PROBLEM DESCRIPTION ▸
Search the listing below for the string "Total" and show each line that contains it.

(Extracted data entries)
══════════════════════════════
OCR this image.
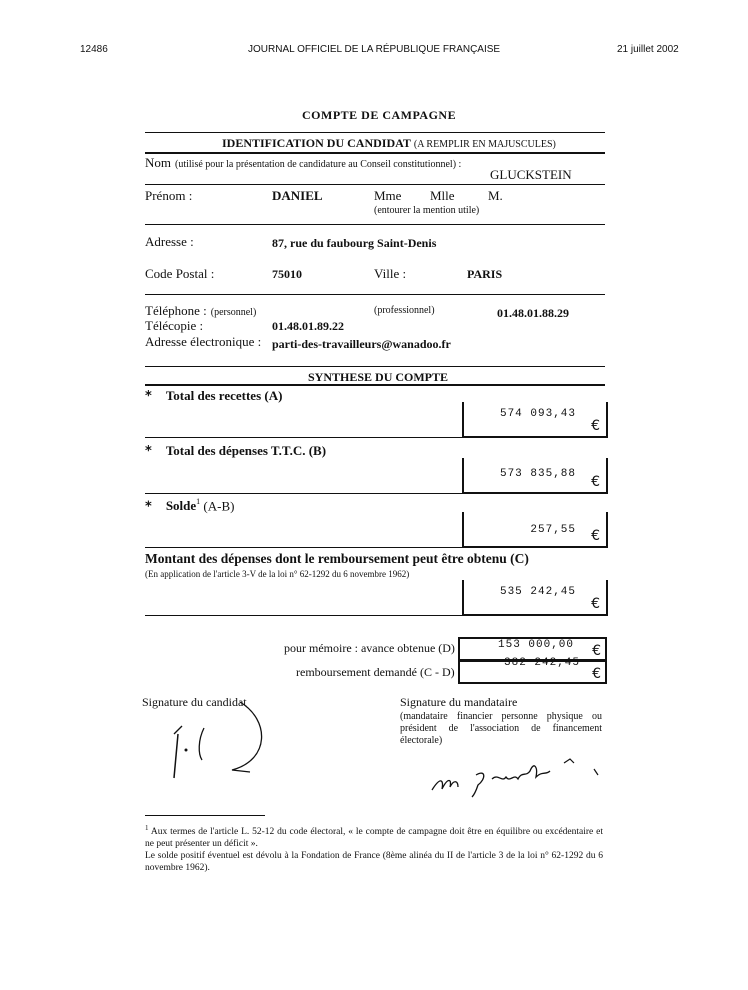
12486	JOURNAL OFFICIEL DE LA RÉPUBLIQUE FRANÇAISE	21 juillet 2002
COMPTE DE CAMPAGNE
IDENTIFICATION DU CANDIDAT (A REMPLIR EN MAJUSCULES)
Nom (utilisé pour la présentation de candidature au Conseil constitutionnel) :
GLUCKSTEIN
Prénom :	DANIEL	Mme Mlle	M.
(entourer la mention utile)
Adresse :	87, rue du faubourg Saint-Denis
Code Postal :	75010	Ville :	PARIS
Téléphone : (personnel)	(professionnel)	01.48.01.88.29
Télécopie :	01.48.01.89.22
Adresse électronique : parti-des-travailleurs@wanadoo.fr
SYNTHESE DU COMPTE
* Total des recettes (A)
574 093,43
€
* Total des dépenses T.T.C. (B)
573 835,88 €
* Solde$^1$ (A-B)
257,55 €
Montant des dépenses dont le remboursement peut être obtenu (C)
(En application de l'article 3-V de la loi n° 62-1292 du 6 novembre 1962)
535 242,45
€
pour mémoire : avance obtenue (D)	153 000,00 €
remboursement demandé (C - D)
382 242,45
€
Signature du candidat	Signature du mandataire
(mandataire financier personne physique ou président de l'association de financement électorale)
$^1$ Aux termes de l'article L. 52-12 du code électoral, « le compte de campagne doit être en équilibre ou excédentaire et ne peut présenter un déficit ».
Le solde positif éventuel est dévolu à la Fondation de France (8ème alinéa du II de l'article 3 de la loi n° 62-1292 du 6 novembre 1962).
══════════════════════════════
ANSWER IN FULL ▸
* Total des recettes (A)
* Total des dépenses T.T.C. (B)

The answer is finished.